++++ Task material ++++

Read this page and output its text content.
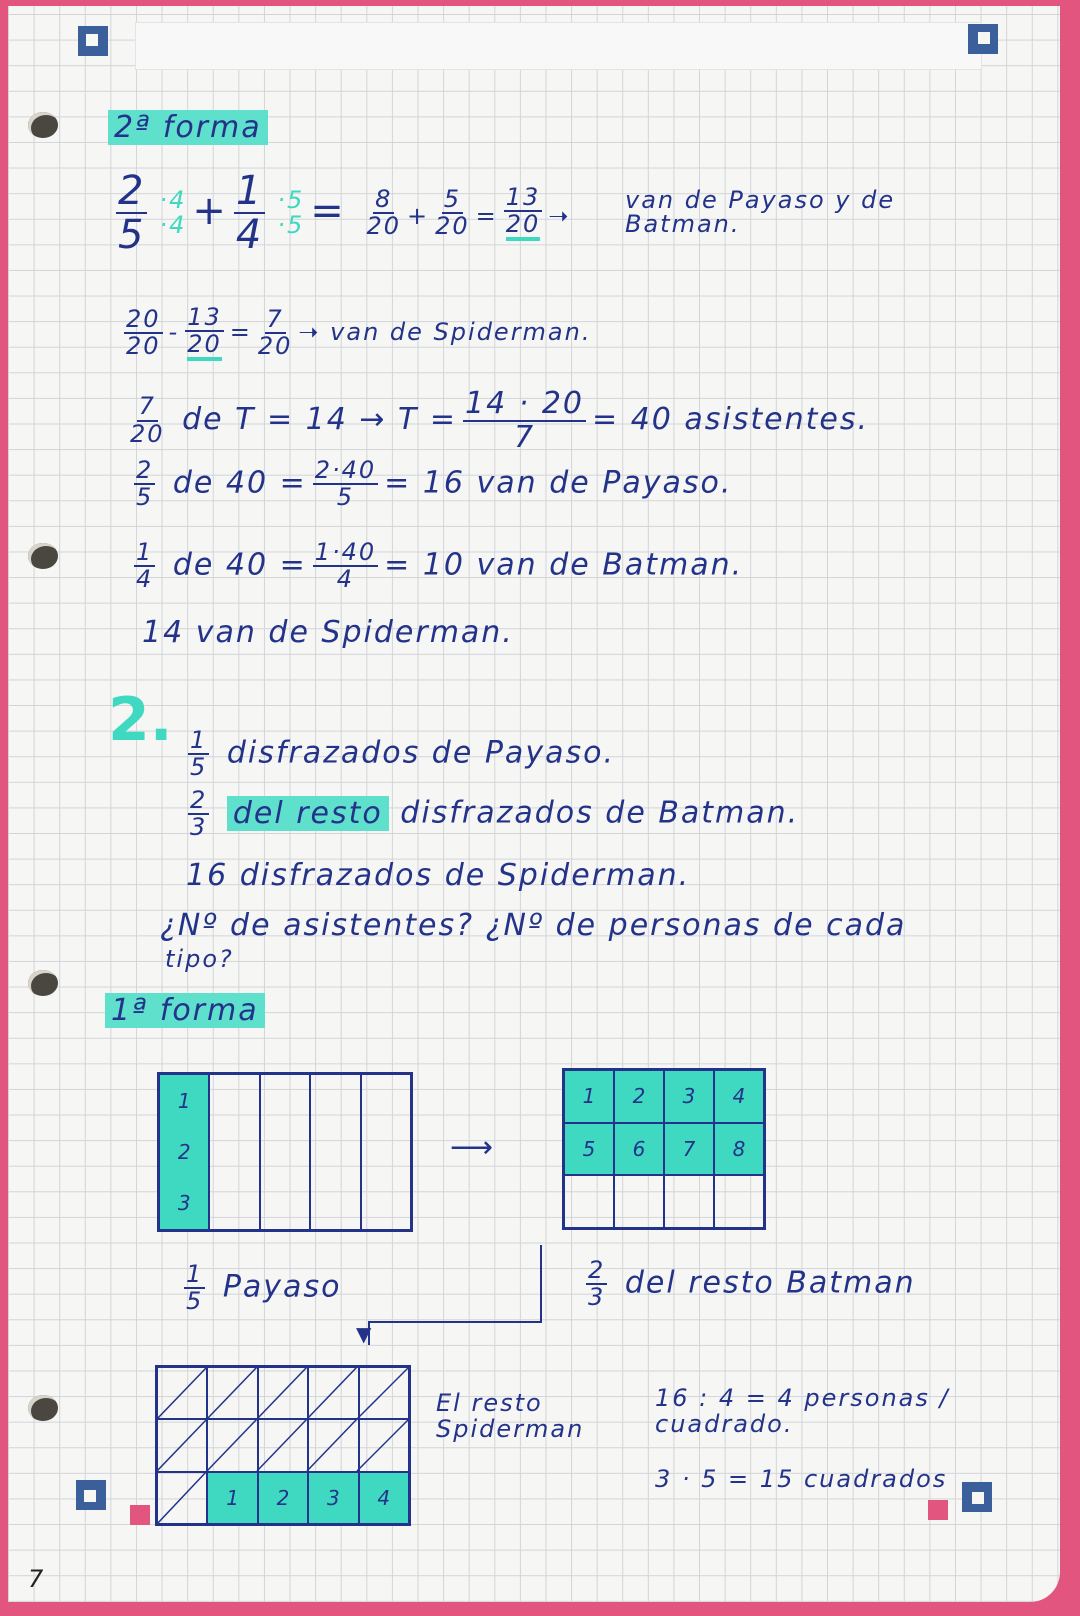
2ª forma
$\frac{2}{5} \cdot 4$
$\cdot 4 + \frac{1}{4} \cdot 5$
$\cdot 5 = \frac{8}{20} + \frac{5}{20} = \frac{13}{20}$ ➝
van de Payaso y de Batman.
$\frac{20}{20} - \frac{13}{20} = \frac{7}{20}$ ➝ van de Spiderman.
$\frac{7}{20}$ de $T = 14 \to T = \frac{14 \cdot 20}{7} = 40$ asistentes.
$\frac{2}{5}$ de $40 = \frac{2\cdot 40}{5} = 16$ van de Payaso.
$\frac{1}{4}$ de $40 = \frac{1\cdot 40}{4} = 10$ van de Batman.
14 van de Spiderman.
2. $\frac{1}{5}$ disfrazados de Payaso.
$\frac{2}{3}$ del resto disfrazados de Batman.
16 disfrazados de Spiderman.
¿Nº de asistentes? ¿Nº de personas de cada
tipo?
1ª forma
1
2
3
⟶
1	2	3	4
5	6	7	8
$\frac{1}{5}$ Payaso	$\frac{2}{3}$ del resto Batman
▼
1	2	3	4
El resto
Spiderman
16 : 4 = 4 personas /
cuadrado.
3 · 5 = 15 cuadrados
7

++++

**Task statement**
Transcribe the records verbatim and omit the images.

**Reply to the exercise**
Read this page and output its text content.
2ª forma
$\frac{2}{5} \cdot 4$
$\cdot 4 + \frac{1}{4} \cdot 5$
$\cdot 5 = \frac{8}{20} + \frac{5}{20} = \frac{13}{20}$ ➝
van de Payaso y de Batman.
$\frac{20}{20} - \frac{13}{20} = \frac{7}{20}$ ➝ van de Spiderman.
$\frac{7}{20}$ de $T = 14 \to T = \frac{14 \cdot 20}{7} = 40$ asistentes.
$\frac{2}{5}$ de $40 = \frac{2\cdot 40}{5} = 16$ van de Payaso.
$\frac{1}{4}$ de $40 = \frac{1\cdot 40}{4} = 10$ van de Batman.
14 van de Spiderman.
2. $\frac{1}{5}$ disfrazados de Payaso.
$\frac{2}{3}$ del resto disfrazados de Batman.
16 disfrazados de Spiderman.
¿Nº de asistentes? ¿Nº de personas de cada
tipo?
1ª forma
1
2
3
⟶
1	2	3	4
5	6	7	8
$\frac{1}{5}$ Payaso	$\frac{2}{3}$ del resto Batman
▼
1	2	3	4
El resto
Spiderman
16 : 4 = 4 personas /
cuadrado.
3 · 5 = 15 cuadrados
7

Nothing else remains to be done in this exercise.